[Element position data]
········

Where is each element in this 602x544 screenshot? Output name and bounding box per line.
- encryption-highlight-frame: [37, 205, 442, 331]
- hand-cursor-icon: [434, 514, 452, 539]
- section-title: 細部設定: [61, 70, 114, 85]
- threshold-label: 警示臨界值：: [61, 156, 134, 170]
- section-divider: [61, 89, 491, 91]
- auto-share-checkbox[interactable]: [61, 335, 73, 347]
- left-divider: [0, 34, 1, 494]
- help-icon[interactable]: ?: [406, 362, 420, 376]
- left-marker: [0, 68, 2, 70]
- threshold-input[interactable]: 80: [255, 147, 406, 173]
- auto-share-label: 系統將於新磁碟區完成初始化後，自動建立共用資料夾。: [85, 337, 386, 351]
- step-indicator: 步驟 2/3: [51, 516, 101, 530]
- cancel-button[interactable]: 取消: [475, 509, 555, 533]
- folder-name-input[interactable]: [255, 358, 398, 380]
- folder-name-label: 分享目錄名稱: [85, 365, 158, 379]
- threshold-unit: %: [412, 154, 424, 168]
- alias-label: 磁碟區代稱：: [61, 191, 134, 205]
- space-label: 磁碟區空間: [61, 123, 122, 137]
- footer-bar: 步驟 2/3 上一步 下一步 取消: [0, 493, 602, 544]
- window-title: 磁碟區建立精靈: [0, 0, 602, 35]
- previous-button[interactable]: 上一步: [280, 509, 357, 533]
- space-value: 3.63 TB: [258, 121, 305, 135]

········

Print the listing above word for word, reproducing every line without any change.

Where is each element in this 602x544 screenshot? Output name and bounding box per line.
- encryption-highlight-frame: [37, 205, 442, 331]
- hand-cursor-icon: [434, 514, 452, 539]
- section-title: 細部設定: [61, 70, 114, 85]
- threshold-label: 警示臨界值：: [61, 156, 134, 170]
- section-divider: [61, 89, 491, 91]
- auto-share-checkbox[interactable]: [61, 335, 73, 347]
- left-divider: [0, 34, 1, 494]
- help-icon[interactable]: ?: [406, 362, 420, 376]
- left-marker: [0, 68, 2, 70]
- threshold-input[interactable]: 80: [255, 147, 406, 173]
- auto-share-label: 系統將於新磁碟區完成初始化後，自動建立共用資料夾。: [85, 337, 386, 351]
- step-indicator: 步驟 2/3: [51, 516, 101, 530]
- cancel-button[interactable]: 取消: [475, 509, 555, 533]
- folder-name-input[interactable]: [255, 358, 398, 380]
- folder-name-label: 分享目錄名稱: [85, 365, 158, 379]
- threshold-unit: %: [412, 154, 424, 168]
- alias-label: 磁碟區代稱：: [61, 191, 134, 205]
- space-label: 磁碟區空間: [61, 123, 122, 137]
- footer-bar: 步驟 2/3 上一步 下一步 取消: [0, 493, 602, 544]
- window-title: 磁碟區建立精靈: [0, 0, 602, 35]
- previous-button[interactable]: 上一步: [280, 509, 357, 533]
- space-value: 3.63 TB: [258, 121, 305, 135]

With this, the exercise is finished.